Stored data:
"""

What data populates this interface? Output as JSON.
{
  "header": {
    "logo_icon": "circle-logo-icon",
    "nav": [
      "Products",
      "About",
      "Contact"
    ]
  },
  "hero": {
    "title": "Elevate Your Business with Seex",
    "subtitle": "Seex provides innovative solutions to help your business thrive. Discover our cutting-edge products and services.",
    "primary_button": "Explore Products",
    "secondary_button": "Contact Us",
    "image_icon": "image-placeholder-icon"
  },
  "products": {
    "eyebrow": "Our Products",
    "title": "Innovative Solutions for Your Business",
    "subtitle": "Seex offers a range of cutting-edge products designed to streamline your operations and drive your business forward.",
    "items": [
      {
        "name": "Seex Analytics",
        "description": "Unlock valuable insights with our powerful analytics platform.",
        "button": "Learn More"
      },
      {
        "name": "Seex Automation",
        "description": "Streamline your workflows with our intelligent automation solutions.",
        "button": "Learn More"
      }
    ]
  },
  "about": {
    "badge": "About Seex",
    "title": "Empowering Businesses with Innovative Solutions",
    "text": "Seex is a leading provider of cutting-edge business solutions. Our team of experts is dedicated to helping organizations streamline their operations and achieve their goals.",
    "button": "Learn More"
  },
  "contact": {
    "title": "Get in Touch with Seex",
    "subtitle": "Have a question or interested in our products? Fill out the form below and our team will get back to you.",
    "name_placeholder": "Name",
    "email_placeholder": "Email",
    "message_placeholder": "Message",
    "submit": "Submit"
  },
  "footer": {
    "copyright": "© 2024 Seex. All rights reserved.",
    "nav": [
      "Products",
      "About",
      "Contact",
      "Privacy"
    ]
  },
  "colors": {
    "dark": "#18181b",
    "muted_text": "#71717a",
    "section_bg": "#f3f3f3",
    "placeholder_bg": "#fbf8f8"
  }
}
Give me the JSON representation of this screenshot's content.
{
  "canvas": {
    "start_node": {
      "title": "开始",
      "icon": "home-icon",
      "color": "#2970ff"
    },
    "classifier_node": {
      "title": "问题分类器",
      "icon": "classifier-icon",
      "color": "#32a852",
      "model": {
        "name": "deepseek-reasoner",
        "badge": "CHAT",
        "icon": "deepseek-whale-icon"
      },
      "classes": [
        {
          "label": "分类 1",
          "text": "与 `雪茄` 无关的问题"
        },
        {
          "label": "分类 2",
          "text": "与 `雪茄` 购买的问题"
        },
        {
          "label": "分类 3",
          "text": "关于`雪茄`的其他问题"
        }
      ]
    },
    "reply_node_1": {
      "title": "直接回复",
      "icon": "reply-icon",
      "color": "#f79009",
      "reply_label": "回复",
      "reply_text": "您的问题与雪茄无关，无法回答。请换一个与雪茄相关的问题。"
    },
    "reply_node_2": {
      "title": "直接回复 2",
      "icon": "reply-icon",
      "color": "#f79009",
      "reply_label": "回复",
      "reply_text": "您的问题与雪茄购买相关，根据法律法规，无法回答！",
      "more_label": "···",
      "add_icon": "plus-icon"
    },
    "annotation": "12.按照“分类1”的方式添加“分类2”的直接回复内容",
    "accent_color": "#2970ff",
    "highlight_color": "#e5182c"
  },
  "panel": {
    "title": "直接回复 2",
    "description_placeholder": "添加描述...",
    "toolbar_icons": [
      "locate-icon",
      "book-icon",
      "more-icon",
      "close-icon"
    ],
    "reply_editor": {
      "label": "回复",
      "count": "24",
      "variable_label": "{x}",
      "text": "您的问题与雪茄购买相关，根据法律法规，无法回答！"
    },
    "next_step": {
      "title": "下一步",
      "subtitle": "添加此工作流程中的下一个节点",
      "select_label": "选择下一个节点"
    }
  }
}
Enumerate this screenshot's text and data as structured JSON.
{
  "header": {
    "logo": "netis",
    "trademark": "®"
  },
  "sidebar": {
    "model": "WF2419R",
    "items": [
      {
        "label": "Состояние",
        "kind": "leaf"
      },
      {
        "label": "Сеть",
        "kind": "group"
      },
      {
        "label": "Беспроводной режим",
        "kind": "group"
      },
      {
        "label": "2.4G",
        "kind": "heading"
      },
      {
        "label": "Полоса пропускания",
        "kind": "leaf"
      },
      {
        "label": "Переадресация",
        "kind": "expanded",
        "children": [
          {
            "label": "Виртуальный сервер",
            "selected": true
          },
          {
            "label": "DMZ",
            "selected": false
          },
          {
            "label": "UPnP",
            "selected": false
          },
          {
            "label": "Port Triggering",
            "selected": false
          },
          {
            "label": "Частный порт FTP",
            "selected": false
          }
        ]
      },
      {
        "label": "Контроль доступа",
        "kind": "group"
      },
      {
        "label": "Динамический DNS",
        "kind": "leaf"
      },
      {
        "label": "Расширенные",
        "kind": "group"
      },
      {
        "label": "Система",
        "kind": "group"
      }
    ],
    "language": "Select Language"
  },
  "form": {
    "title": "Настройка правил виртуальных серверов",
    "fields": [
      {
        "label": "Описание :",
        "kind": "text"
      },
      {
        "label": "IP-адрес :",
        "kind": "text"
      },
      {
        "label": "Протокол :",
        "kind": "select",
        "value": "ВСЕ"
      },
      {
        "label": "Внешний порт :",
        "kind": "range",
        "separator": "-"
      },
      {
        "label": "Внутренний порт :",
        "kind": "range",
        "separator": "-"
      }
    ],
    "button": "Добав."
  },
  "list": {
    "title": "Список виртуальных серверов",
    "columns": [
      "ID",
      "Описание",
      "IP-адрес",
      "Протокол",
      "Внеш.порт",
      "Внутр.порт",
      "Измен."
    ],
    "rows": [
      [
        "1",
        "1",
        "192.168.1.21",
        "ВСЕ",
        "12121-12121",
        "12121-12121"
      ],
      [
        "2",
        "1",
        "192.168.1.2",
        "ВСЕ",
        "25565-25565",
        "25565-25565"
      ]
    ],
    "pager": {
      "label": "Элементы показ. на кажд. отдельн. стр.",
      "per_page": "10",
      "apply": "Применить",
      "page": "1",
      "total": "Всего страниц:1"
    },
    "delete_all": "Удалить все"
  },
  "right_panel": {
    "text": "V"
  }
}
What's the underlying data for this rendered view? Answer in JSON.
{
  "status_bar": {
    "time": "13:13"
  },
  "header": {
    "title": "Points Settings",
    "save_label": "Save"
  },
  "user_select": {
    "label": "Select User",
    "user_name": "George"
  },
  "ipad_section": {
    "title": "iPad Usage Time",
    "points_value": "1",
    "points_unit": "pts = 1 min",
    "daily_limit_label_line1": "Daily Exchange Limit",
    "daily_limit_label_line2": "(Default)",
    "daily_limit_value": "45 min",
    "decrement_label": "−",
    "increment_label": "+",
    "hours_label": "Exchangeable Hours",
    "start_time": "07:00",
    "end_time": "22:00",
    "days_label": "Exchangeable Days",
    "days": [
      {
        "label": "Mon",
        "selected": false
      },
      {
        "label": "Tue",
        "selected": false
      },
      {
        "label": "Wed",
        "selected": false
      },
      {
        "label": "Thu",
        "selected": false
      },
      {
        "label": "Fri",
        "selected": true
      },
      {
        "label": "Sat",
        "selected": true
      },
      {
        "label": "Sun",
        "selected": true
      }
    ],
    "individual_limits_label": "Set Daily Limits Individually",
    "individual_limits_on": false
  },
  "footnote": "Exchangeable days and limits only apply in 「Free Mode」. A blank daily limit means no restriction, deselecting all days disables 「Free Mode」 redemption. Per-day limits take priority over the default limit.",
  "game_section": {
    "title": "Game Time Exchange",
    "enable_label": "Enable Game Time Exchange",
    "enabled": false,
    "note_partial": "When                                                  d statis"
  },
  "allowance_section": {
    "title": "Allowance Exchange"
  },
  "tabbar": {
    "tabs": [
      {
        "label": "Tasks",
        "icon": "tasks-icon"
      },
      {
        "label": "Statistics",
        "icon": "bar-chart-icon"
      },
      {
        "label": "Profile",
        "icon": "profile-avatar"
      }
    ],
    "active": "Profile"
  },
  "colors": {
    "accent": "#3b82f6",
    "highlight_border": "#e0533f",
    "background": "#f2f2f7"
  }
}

"""

EXERCISE PROMPT: Copy out every line of the material above that mentions the word "порт".

REPLY:
            "label": "Частный порт FTP",
        "label": "Внешний порт :",
        "label": "Внутренний порт :",
      "Внеш.порт",
      "Внутр.порт",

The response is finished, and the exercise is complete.